(Entries with figure data)
* Begin *

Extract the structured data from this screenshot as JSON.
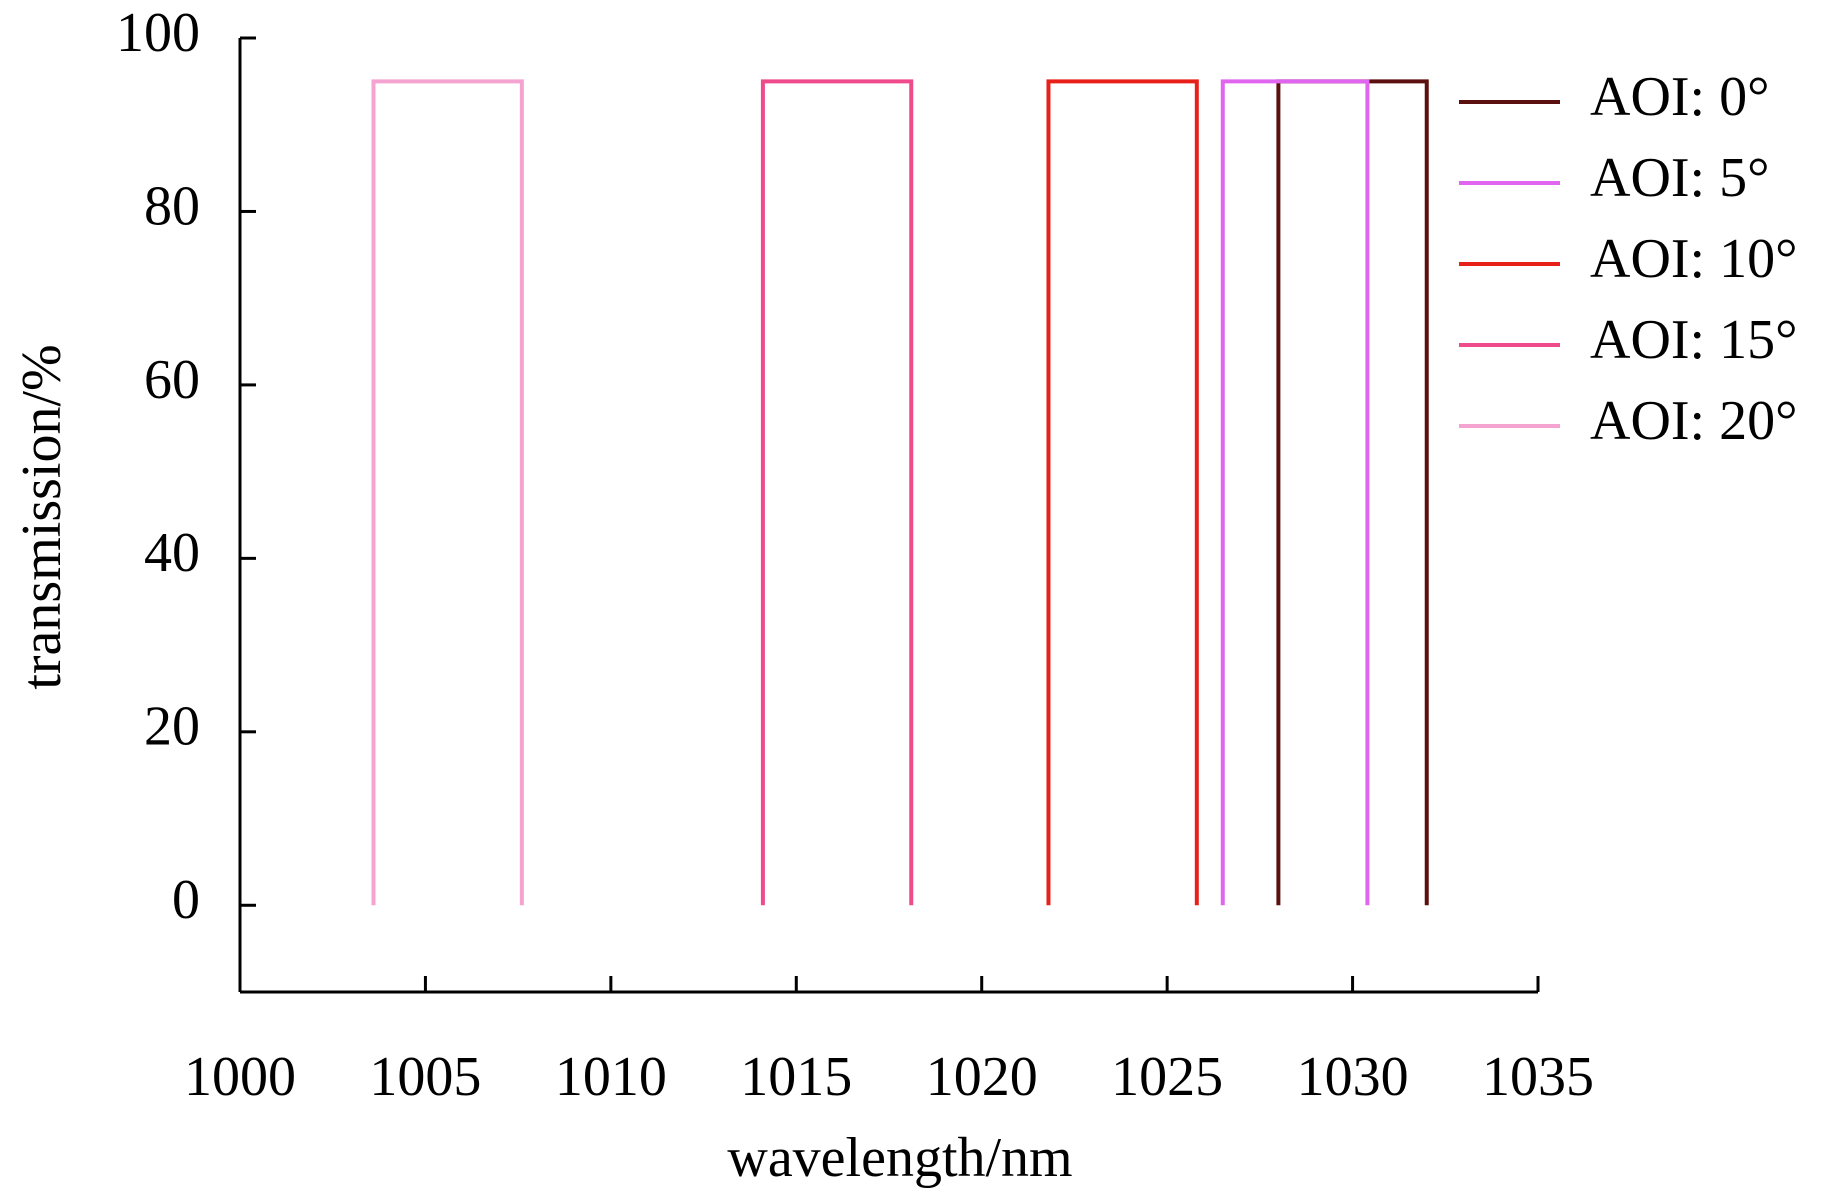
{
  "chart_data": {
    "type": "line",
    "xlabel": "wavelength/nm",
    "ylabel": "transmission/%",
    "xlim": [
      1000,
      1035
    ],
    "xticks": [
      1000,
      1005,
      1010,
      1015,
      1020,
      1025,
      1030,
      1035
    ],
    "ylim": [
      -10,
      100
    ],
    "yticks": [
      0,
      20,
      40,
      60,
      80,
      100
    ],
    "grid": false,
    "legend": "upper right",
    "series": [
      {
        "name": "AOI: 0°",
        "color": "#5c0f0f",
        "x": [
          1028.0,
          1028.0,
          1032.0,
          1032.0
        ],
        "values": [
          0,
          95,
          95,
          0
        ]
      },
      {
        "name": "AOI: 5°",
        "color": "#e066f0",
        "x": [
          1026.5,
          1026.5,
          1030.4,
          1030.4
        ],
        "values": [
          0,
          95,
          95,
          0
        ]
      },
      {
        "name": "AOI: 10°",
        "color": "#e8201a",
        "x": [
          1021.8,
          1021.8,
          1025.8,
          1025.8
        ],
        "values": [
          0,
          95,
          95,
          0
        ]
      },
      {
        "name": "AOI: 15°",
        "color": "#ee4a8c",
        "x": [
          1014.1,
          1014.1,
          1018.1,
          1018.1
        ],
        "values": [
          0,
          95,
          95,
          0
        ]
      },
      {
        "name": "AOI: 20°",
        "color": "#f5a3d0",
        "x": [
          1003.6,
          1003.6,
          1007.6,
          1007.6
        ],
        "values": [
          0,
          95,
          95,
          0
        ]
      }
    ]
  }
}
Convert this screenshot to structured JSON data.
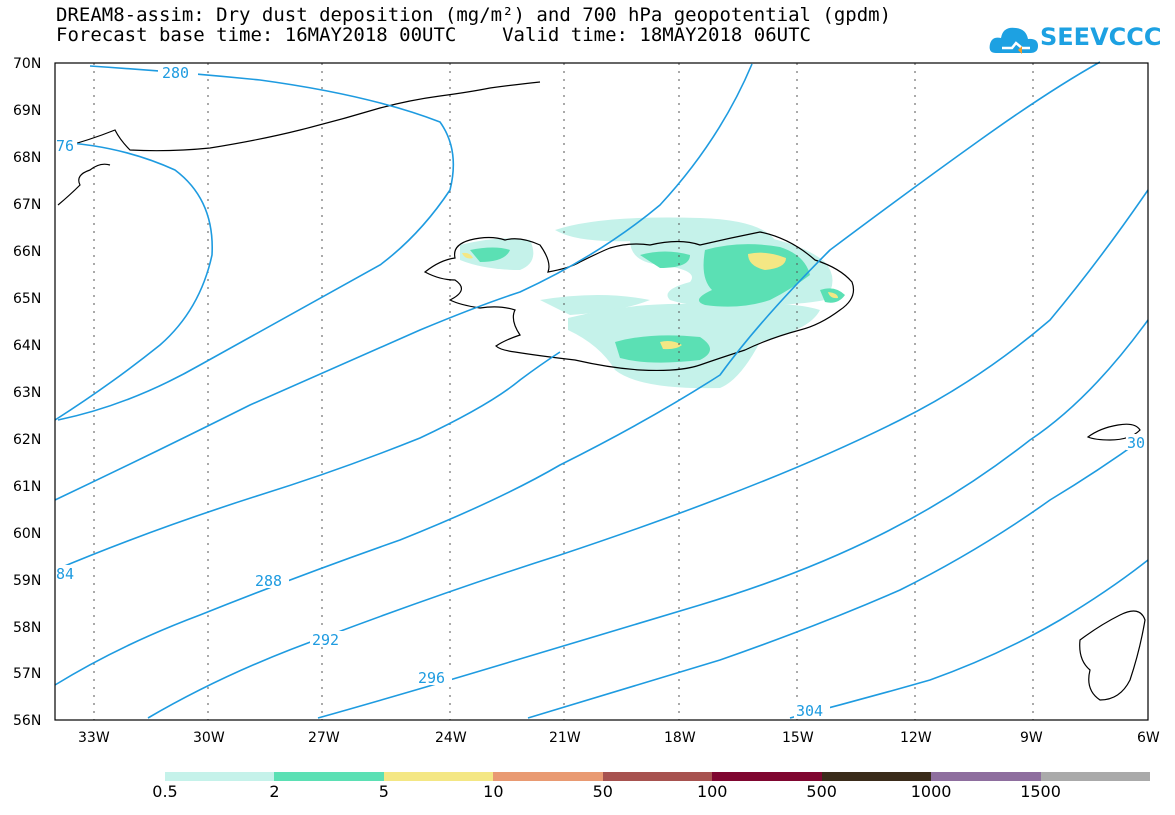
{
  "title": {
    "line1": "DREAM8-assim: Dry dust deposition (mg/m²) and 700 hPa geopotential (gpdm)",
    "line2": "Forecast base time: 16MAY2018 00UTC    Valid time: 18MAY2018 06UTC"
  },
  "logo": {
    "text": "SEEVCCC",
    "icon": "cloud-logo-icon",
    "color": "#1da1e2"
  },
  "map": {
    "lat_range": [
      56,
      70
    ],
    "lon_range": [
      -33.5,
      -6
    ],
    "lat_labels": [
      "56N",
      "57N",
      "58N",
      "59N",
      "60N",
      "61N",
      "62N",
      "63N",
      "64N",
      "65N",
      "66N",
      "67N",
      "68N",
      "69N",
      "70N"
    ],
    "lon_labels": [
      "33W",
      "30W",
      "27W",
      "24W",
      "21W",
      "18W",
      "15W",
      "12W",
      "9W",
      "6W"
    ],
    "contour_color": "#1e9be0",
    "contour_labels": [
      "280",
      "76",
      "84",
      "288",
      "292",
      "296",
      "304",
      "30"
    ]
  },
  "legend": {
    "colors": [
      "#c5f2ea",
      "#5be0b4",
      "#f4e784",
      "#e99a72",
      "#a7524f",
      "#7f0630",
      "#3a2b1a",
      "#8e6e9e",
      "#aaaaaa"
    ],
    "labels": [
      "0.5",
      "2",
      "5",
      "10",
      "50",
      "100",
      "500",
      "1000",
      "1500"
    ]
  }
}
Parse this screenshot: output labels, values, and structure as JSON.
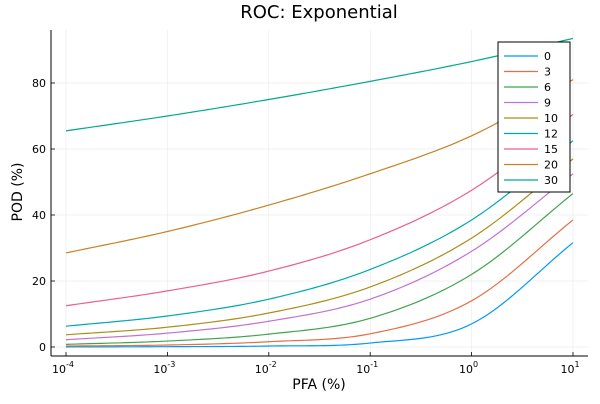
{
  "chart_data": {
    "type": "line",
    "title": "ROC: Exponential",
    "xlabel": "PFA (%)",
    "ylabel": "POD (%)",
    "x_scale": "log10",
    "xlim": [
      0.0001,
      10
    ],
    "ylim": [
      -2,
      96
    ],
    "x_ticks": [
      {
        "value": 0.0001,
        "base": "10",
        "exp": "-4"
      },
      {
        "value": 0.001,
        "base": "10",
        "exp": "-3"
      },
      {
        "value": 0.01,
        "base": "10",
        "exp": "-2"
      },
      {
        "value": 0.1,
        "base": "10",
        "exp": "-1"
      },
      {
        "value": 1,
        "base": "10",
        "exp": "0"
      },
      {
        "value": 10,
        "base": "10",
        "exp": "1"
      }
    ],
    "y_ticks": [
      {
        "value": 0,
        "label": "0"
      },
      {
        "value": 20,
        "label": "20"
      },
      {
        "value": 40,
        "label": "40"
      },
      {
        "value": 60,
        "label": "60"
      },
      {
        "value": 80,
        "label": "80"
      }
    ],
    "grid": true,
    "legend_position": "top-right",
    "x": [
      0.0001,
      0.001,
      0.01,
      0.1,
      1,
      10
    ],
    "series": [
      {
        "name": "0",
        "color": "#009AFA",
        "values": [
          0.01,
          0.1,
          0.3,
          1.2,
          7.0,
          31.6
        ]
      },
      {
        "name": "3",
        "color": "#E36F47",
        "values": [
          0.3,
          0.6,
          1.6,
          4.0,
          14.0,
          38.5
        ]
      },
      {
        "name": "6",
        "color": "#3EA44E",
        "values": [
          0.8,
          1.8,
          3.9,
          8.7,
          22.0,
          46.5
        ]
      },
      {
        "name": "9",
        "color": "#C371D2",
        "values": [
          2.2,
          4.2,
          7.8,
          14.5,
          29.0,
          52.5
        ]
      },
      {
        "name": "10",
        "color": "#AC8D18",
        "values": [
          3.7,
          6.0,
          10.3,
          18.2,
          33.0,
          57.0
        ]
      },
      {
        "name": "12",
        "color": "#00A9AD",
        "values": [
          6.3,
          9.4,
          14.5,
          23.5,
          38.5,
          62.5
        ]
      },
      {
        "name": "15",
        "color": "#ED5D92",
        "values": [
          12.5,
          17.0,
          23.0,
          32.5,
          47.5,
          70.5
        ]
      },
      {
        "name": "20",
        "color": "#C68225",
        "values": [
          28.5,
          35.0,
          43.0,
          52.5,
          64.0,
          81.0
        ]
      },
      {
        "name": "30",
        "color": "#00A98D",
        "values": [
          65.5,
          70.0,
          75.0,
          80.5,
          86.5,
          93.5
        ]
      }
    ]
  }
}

* End *

#### Task directions
Gather every line from the entries above where the word "this" appears, and copy them.

#### Solved problem
Extract the structured data from this screenshot as JSON.
Convert this screenshot to structured JSON data.
Parse this screenshot: output labels, values, and structure as JSON.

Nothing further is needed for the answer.